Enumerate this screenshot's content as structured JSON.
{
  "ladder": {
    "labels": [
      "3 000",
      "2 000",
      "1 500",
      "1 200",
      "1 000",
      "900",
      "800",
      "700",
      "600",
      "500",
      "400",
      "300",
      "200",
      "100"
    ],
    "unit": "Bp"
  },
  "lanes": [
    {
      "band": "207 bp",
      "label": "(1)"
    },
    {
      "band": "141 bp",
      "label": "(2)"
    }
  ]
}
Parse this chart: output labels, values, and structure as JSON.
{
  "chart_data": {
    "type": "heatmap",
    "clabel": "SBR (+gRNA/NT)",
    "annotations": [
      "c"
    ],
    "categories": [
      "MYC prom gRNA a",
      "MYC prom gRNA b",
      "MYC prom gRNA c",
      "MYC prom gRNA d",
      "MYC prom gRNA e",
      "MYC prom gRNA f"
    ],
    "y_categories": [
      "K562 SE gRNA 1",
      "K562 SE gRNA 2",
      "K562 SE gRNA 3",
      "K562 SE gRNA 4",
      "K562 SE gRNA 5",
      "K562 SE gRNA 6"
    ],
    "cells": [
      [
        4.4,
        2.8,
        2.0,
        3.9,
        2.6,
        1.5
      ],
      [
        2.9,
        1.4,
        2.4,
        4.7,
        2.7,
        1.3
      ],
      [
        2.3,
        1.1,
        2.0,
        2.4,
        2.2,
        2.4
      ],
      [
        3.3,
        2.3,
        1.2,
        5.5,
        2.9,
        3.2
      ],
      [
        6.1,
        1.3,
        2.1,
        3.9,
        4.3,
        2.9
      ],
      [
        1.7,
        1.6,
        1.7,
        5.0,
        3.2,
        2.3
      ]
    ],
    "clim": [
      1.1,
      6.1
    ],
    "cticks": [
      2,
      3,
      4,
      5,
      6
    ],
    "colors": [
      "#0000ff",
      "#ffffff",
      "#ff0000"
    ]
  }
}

+++

What this task involves: Your task is to retype all the records above with nothing left out.

Written answer:
Enumerate this screenshot's content as structured JSON.
{
  "ladder": {
    "labels": [
      "3 000",
      "2 000",
      "1 500",
      "1 200",
      "1 000",
      "900",
      "800",
      "700",
      "600",
      "500",
      "400",
      "300",
      "200",
      "100"
    ],
    "unit": "Bp"
  },
  "lanes": [
    {
      "band": "207 bp",
      "label": "(1)"
    },
    {
      "band": "141 bp",
      "label": "(2)"
    }
  ]
}
Parse this chart: output labels, values, and structure as JSON.
{
  "chart_data": {
    "type": "heatmap",
    "clabel": "SBR (+gRNA/NT)",
    "annotations": [
      "c"
    ],
    "categories": [
      "MYC prom gRNA a",
      "MYC prom gRNA b",
      "MYC prom gRNA c",
      "MYC prom gRNA d",
      "MYC prom gRNA e",
      "MYC prom gRNA f"
    ],
    "y_categories": [
      "K562 SE gRNA 1",
      "K562 SE gRNA 2",
      "K562 SE gRNA 3",
      "K562 SE gRNA 4",
      "K562 SE gRNA 5",
      "K562 SE gRNA 6"
    ],
    "cells": [
      [
        4.4,
        2.8,
        2.0,
        3.9,
        2.6,
        1.5
      ],
      [
        2.9,
        1.4,
        2.4,
        4.7,
        2.7,
        1.3
      ],
      [
        2.3,
        1.1,
        2.0,
        2.4,
        2.2,
        2.4
      ],
      [
        3.3,
        2.3,
        1.2,
        5.5,
        2.9,
        3.2
      ],
      [
        6.1,
        1.3,
        2.1,
        3.9,
        4.3,
        2.9
      ],
      [
        1.7,
        1.6,
        1.7,
        5.0,
        3.2,
        2.3
      ]
    ],
    "clim": [
      1.1,
      6.1
    ],
    "cticks": [
      2,
      3,
      4,
      5,
      6
    ],
    "colors": [
      "#0000ff",
      "#ffffff",
      "#ff0000"
    ]
  }
}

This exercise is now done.